== Task description ==
Extract every line of the material below and reproduce each one without any change.

Stored records:

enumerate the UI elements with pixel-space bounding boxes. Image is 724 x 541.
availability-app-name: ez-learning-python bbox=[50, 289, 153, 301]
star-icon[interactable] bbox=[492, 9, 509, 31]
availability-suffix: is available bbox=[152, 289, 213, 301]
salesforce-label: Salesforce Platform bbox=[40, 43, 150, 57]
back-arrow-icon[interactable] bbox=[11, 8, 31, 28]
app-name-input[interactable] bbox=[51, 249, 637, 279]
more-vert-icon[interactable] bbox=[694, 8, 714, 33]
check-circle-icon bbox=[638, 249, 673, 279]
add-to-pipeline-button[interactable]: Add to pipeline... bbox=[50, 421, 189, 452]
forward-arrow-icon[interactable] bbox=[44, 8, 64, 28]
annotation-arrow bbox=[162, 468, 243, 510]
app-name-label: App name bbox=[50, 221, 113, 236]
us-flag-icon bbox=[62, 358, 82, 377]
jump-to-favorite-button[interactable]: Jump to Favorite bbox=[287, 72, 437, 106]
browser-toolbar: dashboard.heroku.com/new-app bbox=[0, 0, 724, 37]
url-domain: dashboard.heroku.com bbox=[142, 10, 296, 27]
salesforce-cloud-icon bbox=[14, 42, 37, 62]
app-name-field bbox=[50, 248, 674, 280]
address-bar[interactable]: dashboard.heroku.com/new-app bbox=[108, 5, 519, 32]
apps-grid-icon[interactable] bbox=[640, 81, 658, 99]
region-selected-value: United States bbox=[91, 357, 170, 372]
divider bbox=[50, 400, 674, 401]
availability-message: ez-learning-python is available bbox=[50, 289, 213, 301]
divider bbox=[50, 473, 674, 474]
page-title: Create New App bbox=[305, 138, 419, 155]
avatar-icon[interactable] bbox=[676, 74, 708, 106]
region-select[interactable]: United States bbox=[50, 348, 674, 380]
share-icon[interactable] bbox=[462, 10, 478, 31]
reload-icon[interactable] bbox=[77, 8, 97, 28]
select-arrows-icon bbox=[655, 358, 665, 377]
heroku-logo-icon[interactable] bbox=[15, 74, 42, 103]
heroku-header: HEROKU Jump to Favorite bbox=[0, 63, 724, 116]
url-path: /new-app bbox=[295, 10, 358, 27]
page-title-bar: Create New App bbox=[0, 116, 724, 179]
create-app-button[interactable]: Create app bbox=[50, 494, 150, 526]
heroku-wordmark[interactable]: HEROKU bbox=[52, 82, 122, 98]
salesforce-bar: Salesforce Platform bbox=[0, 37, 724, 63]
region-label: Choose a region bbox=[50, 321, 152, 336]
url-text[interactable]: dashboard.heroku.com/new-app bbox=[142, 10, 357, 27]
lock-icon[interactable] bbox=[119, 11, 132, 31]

== Solution to the problem ==
enumerate the UI elements with pixel-space bounding boxes. Image is 724 x 541.
availability-app-name: ez-learning-python bbox=[50, 289, 153, 301]
star-icon[interactable] bbox=[492, 9, 509, 31]
availability-suffix: is available bbox=[152, 289, 213, 301]
salesforce-label: Salesforce Platform bbox=[40, 43, 150, 57]
back-arrow-icon[interactable] bbox=[11, 8, 31, 28]
app-name-input[interactable] bbox=[51, 249, 637, 279]
more-vert-icon[interactable] bbox=[694, 8, 714, 33]
check-circle-icon bbox=[638, 249, 673, 279]
add-to-pipeline-button[interactable]: Add to pipeline... bbox=[50, 421, 189, 452]
forward-arrow-icon[interactable] bbox=[44, 8, 64, 28]
annotation-arrow bbox=[162, 468, 243, 510]
app-name-label: App name bbox=[50, 221, 113, 236]
us-flag-icon bbox=[62, 358, 82, 377]
jump-to-favorite-button[interactable]: Jump to Favorite bbox=[287, 72, 437, 106]
browser-toolbar: dashboard.heroku.com/new-app bbox=[0, 0, 724, 37]
url-domain: dashboard.heroku.com bbox=[142, 10, 296, 27]
salesforce-cloud-icon bbox=[14, 42, 37, 62]
app-name-field bbox=[50, 248, 674, 280]
address-bar[interactable]: dashboard.heroku.com/new-app bbox=[108, 5, 519, 32]
apps-grid-icon[interactable] bbox=[640, 81, 658, 99]
region-selected-value: United States bbox=[91, 357, 170, 372]
divider bbox=[50, 400, 674, 401]
availability-message: ez-learning-python is available bbox=[50, 289, 213, 301]
divider bbox=[50, 473, 674, 474]
page-title: Create New App bbox=[305, 138, 419, 155]
avatar-icon[interactable] bbox=[676, 74, 708, 106]
region-select[interactable]: United States bbox=[50, 348, 674, 380]
share-icon[interactable] bbox=[462, 10, 478, 31]
reload-icon[interactable] bbox=[77, 8, 97, 28]
select-arrows-icon bbox=[655, 358, 665, 377]
heroku-logo-icon[interactable] bbox=[15, 74, 42, 103]
heroku-header: HEROKU Jump to Favorite bbox=[0, 63, 724, 116]
url-path: /new-app bbox=[295, 10, 358, 27]
page-title-bar: Create New App bbox=[0, 116, 724, 179]
create-app-button[interactable]: Create app bbox=[50, 494, 150, 526]
heroku-wordmark[interactable]: HEROKU bbox=[52, 82, 122, 98]
salesforce-bar: Salesforce Platform bbox=[0, 37, 724, 63]
region-label: Choose a region bbox=[50, 321, 152, 336]
url-text[interactable]: dashboard.heroku.com/new-app bbox=[142, 10, 357, 27]
lock-icon[interactable] bbox=[119, 11, 132, 31]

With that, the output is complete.